Material supplied:

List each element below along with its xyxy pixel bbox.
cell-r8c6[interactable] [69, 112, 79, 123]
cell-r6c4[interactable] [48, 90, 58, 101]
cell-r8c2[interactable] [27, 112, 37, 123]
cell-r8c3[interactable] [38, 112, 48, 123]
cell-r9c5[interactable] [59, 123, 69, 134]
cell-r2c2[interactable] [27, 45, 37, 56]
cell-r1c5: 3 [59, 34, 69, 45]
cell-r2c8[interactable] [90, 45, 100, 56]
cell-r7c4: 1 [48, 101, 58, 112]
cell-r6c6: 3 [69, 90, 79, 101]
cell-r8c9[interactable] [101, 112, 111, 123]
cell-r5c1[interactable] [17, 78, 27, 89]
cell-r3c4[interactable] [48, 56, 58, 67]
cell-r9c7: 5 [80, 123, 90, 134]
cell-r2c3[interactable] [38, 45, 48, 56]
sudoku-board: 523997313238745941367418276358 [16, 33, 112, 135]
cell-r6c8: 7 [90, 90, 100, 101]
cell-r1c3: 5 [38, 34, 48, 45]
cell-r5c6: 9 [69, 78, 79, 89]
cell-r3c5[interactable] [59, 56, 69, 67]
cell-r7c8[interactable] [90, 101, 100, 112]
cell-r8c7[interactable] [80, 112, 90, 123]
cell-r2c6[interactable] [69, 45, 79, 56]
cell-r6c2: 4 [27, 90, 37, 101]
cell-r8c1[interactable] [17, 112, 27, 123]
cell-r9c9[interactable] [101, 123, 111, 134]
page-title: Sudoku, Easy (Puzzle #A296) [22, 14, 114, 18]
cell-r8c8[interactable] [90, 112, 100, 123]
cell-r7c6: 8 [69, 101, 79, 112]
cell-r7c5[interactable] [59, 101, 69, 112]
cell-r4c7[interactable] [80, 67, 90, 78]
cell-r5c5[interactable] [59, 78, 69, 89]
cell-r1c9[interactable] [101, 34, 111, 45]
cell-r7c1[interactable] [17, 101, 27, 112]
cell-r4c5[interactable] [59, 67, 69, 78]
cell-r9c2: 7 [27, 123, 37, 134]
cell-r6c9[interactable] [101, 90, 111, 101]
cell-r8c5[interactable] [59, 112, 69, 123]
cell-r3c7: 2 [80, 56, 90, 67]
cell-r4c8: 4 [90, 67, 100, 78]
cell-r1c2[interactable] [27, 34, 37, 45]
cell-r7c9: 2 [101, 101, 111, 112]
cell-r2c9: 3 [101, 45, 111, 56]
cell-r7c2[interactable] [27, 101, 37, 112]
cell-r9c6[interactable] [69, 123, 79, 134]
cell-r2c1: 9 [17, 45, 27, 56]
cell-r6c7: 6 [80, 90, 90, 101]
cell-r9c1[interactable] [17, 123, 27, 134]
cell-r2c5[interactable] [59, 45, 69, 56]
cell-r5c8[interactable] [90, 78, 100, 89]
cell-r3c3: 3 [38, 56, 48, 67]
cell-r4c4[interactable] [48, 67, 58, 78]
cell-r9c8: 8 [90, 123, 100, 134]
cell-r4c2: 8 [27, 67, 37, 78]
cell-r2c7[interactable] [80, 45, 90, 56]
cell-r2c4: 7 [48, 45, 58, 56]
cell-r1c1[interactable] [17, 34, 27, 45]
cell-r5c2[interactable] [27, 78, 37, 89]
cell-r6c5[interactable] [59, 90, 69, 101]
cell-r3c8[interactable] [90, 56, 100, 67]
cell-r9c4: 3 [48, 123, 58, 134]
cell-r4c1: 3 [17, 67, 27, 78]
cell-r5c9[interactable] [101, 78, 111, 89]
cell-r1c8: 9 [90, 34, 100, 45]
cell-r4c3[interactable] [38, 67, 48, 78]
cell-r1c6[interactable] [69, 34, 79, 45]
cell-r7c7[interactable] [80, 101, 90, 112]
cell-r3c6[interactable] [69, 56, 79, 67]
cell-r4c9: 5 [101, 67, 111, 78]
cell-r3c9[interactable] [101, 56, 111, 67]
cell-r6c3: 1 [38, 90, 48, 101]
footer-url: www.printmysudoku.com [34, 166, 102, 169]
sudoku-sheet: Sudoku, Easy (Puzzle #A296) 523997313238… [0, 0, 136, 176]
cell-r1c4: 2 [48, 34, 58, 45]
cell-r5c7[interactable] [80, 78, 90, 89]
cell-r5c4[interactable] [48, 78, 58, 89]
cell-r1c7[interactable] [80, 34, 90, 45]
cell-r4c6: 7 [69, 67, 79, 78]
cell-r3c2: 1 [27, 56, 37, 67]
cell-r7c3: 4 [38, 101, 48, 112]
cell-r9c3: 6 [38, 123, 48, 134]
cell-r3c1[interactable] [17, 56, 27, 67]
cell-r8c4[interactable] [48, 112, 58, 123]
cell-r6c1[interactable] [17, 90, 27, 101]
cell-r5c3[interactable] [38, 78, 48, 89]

Task description:
Quote each of the rows above word for word, one line per row, in the order they appear.

Correct result:
List each element below along with its xyxy pixel bbox.
cell-r8c6[interactable] [69, 112, 79, 123]
cell-r6c4[interactable] [48, 90, 58, 101]
cell-r8c2[interactable] [27, 112, 37, 123]
cell-r8c3[interactable] [38, 112, 48, 123]
cell-r9c5[interactable] [59, 123, 69, 134]
cell-r2c2[interactable] [27, 45, 37, 56]
cell-r1c5: 3 [59, 34, 69, 45]
cell-r2c8[interactable] [90, 45, 100, 56]
cell-r7c4: 1 [48, 101, 58, 112]
cell-r6c6: 3 [69, 90, 79, 101]
cell-r8c9[interactable] [101, 112, 111, 123]
cell-r5c1[interactable] [17, 78, 27, 89]
cell-r3c4[interactable] [48, 56, 58, 67]
cell-r9c7: 5 [80, 123, 90, 134]
cell-r2c3[interactable] [38, 45, 48, 56]
sudoku-board: 523997313238745941367418276358 [16, 33, 112, 135]
cell-r6c8: 7 [90, 90, 100, 101]
cell-r1c3: 5 [38, 34, 48, 45]
cell-r5c6: 9 [69, 78, 79, 89]
cell-r3c5[interactable] [59, 56, 69, 67]
cell-r7c8[interactable] [90, 101, 100, 112]
cell-r8c7[interactable] [80, 112, 90, 123]
cell-r2c6[interactable] [69, 45, 79, 56]
cell-r6c2: 4 [27, 90, 37, 101]
cell-r8c1[interactable] [17, 112, 27, 123]
cell-r9c9[interactable] [101, 123, 111, 134]
page-title: Sudoku, Easy (Puzzle #A296) [22, 14, 114, 18]
cell-r8c8[interactable] [90, 112, 100, 123]
cell-r7c6: 8 [69, 101, 79, 112]
cell-r7c5[interactable] [59, 101, 69, 112]
cell-r4c7[interactable] [80, 67, 90, 78]
cell-r5c5[interactable] [59, 78, 69, 89]
cell-r1c9[interactable] [101, 34, 111, 45]
cell-r7c1[interactable] [17, 101, 27, 112]
cell-r4c5[interactable] [59, 67, 69, 78]
cell-r9c2: 7 [27, 123, 37, 134]
cell-r6c9[interactable] [101, 90, 111, 101]
cell-r8c5[interactable] [59, 112, 69, 123]
cell-r3c7: 2 [80, 56, 90, 67]
cell-r4c8: 4 [90, 67, 100, 78]
cell-r1c2[interactable] [27, 34, 37, 45]
cell-r7c9: 2 [101, 101, 111, 112]
cell-r2c9: 3 [101, 45, 111, 56]
cell-r7c2[interactable] [27, 101, 37, 112]
cell-r9c6[interactable] [69, 123, 79, 134]
cell-r2c1: 9 [17, 45, 27, 56]
cell-r6c7: 6 [80, 90, 90, 101]
cell-r9c1[interactable] [17, 123, 27, 134]
cell-r2c5[interactable] [59, 45, 69, 56]
cell-r5c8[interactable] [90, 78, 100, 89]
cell-r3c3: 3 [38, 56, 48, 67]
cell-r4c4[interactable] [48, 67, 58, 78]
cell-r9c8: 8 [90, 123, 100, 134]
cell-r4c2: 8 [27, 67, 37, 78]
cell-r2c7[interactable] [80, 45, 90, 56]
cell-r2c4: 7 [48, 45, 58, 56]
cell-r1c1[interactable] [17, 34, 27, 45]
cell-r5c2[interactable] [27, 78, 37, 89]
cell-r6c5[interactable] [59, 90, 69, 101]
cell-r3c8[interactable] [90, 56, 100, 67]
cell-r9c4: 3 [48, 123, 58, 134]
cell-r4c1: 3 [17, 67, 27, 78]
cell-r5c9[interactable] [101, 78, 111, 89]
cell-r1c8: 9 [90, 34, 100, 45]
cell-r4c3[interactable] [38, 67, 48, 78]
cell-r1c6[interactable] [69, 34, 79, 45]
cell-r7c7[interactable] [80, 101, 90, 112]
cell-r3c6[interactable] [69, 56, 79, 67]
cell-r4c9: 5 [101, 67, 111, 78]
cell-r3c9[interactable] [101, 56, 111, 67]
cell-r6c3: 1 [38, 90, 48, 101]
footer-url: www.printmysudoku.com [34, 166, 102, 169]
sudoku-sheet: Sudoku, Easy (Puzzle #A296) 523997313238… [0, 0, 136, 176]
cell-r1c4: 2 [48, 34, 58, 45]
cell-r5c7[interactable] [80, 78, 90, 89]
cell-r5c4[interactable] [48, 78, 58, 89]
cell-r1c7[interactable] [80, 34, 90, 45]
cell-r4c6: 7 [69, 67, 79, 78]
cell-r3c2: 1 [27, 56, 37, 67]
cell-r7c3: 4 [38, 101, 48, 112]
cell-r9c3: 6 [38, 123, 48, 134]
cell-r3c1[interactable] [17, 56, 27, 67]
cell-r8c4[interactable] [48, 112, 58, 123]
cell-r6c1[interactable] [17, 90, 27, 101]
cell-r5c3[interactable] [38, 78, 48, 89]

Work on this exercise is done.